■ Stated goal 1 ■
In the molecular replacement overview, rewrite the paragraph beginning "In Phenix, the Sculptor and Ensembler utilities" as a brief bulleted list that keeps its main facts.

# Text provided start

Overview of molecular replacement in Phenix

Contents

Steps in structure solution with molecular replacement
- Model selection
- Molecular replacement
Automated Molecular replacement
Frequently Asked Questions
Reference

Molecular replacement (MR) is a phasing method that uses prior information in the form of known structures that are related or homologous to components in the crystal. Because it requires no additional experimental procedures or data, and additionally simplifies model-building, MR is usually the method of choice for structure determination when a suitable search model is available.

For new users, we recommend reading this document first, followed by the Phaser-MR tutorial for a step-by-step introduction to running MR in the Phenix GUI.

Steps in structure solution with molecular replacement

Model selection

Structures of suitable models are normally found via homology searches (using e.g. NCBI Blast for reasonably close relatives or HHpred for more distant relatives), and can be characterized by the sequence identity with the target sequence.

The main restriction on the use of molecular replacement is the requirement for a suitably similar search model. Although there is no exact rule for this, the relationship between sequence identity and MR success is roughly as follows:

Better than 40% identity: usually easy, unless large conformational changes are involved.

30-40%: MR usually possible, but sometimes more difficult.

20-30%: MR usually difficult if at all possible, careful model search and preparation required.

Less than 20%: MR unlikely to work, but MR-Rosetta can help in marginal cases.

In terms of RMSD, above 2.5A is very unlikely to work, while 1.5A or less is preferable.

Structures that undergo large conformational changes may need to be split into separate domains for searching, regardless of sequence identity. Where multiple similar search models are available, combining these into an ensemble will often improve the likelihood of success, particularly if the trimming option in Ensembler is used to trim the ensemble back to its conserved core.

In Phenix, the Sculptor and Ensembler utilities are available for preparing search models. Sculptor can be used to improve the model by pruning residues and side chains according to an alignment between the model structure and the target sequence, and also to apply B-factor weights to the model to weight down unreliable parts. Ensembler can be used to superpose homologous models automatically. The recommended order is to run Sculptor and then Ensembler, for reasons explained in the MR FAQ.

# Text provided end
# Excerpted records start

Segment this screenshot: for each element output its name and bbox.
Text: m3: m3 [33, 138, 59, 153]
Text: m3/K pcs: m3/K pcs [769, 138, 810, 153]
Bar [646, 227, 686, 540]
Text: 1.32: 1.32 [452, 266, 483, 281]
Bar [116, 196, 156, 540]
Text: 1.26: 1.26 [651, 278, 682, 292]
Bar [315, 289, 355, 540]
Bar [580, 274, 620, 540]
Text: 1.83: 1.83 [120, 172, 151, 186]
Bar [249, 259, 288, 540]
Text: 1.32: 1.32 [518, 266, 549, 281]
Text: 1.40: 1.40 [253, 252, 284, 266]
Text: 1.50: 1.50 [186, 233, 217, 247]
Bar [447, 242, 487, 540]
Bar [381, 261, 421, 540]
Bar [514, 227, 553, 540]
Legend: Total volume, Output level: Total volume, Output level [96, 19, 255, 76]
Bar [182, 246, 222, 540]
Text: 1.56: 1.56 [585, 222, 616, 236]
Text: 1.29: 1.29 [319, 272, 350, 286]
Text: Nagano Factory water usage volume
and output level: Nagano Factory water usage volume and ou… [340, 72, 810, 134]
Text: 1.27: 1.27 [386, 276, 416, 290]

# Excerpted records end

■ Stated goal 2 ■
Reproduce the records verbatim, from their first line through the line that contains "Bar [580, 274, 620, 540]", with both ends included.

■ Full solution 1 ■
- Phenix provides two utilities for preparing search models: Sculptor and Ensembler.
- Sculptor prunes residues and side chains based on an alignment between the model structure and the target sequence.
- Sculptor also applies B-factor weights that down-weight unreliable parts of the model.
- Ensembler superposes homologous models automatically.
- The recommended order is Sculptor first, then Ensembler. The MR FAQ explains why.

■ Full solution 2 ■
Segment this screenshot: for each element output its name and bbox.
Text: m3: m3 [33, 138, 59, 153]
Text: m3/K pcs: m3/K pcs [769, 138, 810, 153]
Bar [646, 227, 686, 540]
Text: 1.32: 1.32 [452, 266, 483, 281]
Bar [116, 196, 156, 540]
Text: 1.26: 1.26 [651, 278, 682, 292]
Bar [315, 289, 355, 540]
Bar [580, 274, 620, 540]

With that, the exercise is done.